* Begin EXERCISE MATERIALS *

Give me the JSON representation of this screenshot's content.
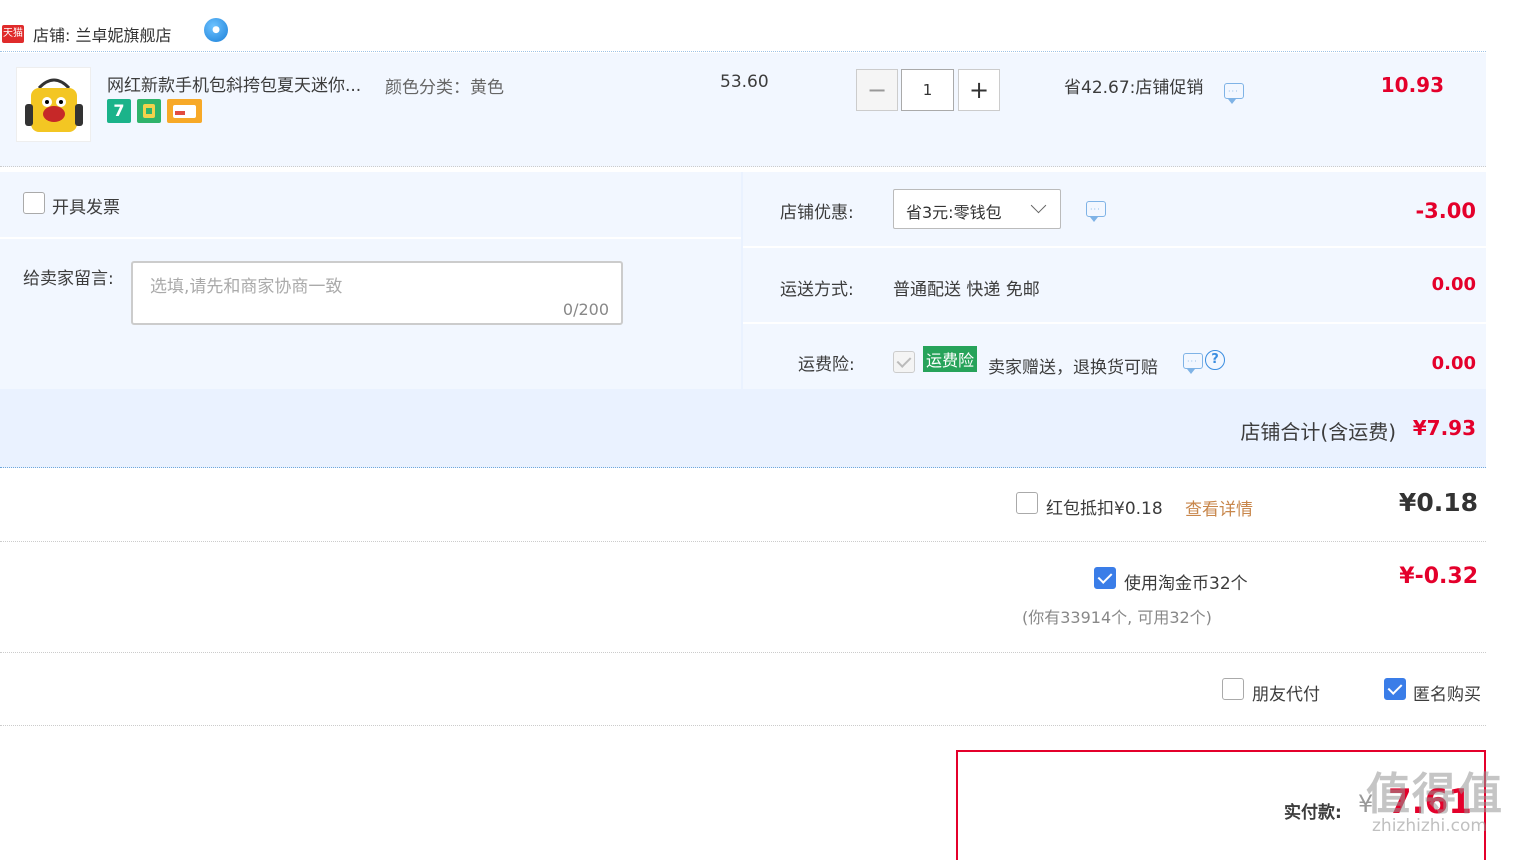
{
  "store": {
    "tmall_logo_text": "天猫",
    "label": "店铺: 兰卓妮旗舰店",
    "wangwang_icon": "chat-bubble-icon"
  },
  "item": {
    "title": "网红新款手机包斜挎包夏天迷你...",
    "sku_label": "颜色分类：黄色",
    "price": "53.60",
    "quantity": "1",
    "minus_label": "−",
    "plus_label": "+",
    "promo": "省42.67:店铺促销",
    "subtotal": "10.93",
    "badges": [
      "seven-day-return-badge",
      "tmall-guarantee-badge",
      "card-payment-badge"
    ],
    "badge_text_7": "7"
  },
  "options": {
    "invoice_label": "开具发票",
    "memo_label": "给卖家留言:",
    "memo_placeholder": "选填,请先和商家协商一致",
    "memo_count": "0/200",
    "coupon_label": "店铺优惠:",
    "coupon_value": "省3元:零钱包",
    "coupon_amount": "-3.00",
    "shipping_label": "运送方式:",
    "shipping_value": "普通配送 快递 免邮",
    "shipping_amount": "0.00",
    "insurance_label": "运费险:",
    "insurance_tag": "运费险",
    "insurance_text": "卖家赠送，退换货可赔",
    "insurance_amount": "0.00",
    "store_total_label": "店铺合计(含运费)",
    "store_total_value": "¥7.93"
  },
  "discounts": {
    "redpack_label": "红包抵扣¥0.18",
    "redpack_link": "查看详情",
    "redpack_amount": "¥0.18",
    "coins_label": "使用淘金币32个",
    "coins_amount": "¥-0.32",
    "coins_note": "(你有33914个, 可用32个)"
  },
  "pay_options": {
    "friend_pay_label": "朋友代付",
    "anonymous_label": "匿名购买"
  },
  "payment": {
    "label": "实付款:",
    "currency": "¥",
    "value": "7.61"
  },
  "watermark": {
    "main": "值得值",
    "sub": "zhizhizhi.com"
  },
  "colors": {
    "accent_red": "#e4002b",
    "panel_blue": "#f2f7ff",
    "checkbox_blue": "#3a7de8",
    "insurance_green": "#27a35a",
    "link_orange": "#c8874c"
  }
}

* End EXERCISE MATERIALS *

TASK DESCRIPTION>
Transcribe each line above verbatim, with the pictures left out.

RESPONSE TO THE TASK>
Give me the JSON representation of this screenshot's content.
{
  "store": {
    "tmall_logo_text": "天猫",
    "label": "店铺: 兰卓妮旗舰店",
    "wangwang_icon": "chat-bubble-icon"
  },
  "item": {
    "title": "网红新款手机包斜挎包夏天迷你...",
    "sku_label": "颜色分类：黄色",
    "price": "53.60",
    "quantity": "1",
    "minus_label": "−",
    "plus_label": "+",
    "promo": "省42.67:店铺促销",
    "subtotal": "10.93",
    "badges": [
      "seven-day-return-badge",
      "tmall-guarantee-badge",
      "card-payment-badge"
    ],
    "badge_text_7": "7"
  },
  "options": {
    "invoice_label": "开具发票",
    "memo_label": "给卖家留言:",
    "memo_placeholder": "选填,请先和商家协商一致",
    "memo_count": "0/200",
    "coupon_label": "店铺优惠:",
    "coupon_value": "省3元:零钱包",
    "coupon_amount": "-3.00",
    "shipping_label": "运送方式:",
    "shipping_value": "普通配送 快递 免邮",
    "shipping_amount": "0.00",
    "insurance_label": "运费险:",
    "insurance_tag": "运费险",
    "insurance_text": "卖家赠送，退换货可赔",
    "insurance_amount": "0.00",
    "store_total_label": "店铺合计(含运费)",
    "store_total_value": "¥7.93"
  },
  "discounts": {
    "redpack_label": "红包抵扣¥0.18",
    "redpack_link": "查看详情",
    "redpack_amount": "¥0.18",
    "coins_label": "使用淘金币32个",
    "coins_amount": "¥-0.32",
    "coins_note": "(你有33914个, 可用32个)"
  },
  "pay_options": {
    "friend_pay_label": "朋友代付",
    "anonymous_label": "匿名购买"
  },
  "payment": {
    "label": "实付款:",
    "currency": "¥",
    "value": "7.61"
  },
  "watermark": {
    "main": "值得值",
    "sub": "zhizhizhi.com"
  },
  "colors": {
    "accent_red": "#e4002b",
    "panel_blue": "#f2f7ff",
    "checkbox_blue": "#3a7de8",
    "insurance_green": "#27a35a",
    "link_orange": "#c8874c"
  }
}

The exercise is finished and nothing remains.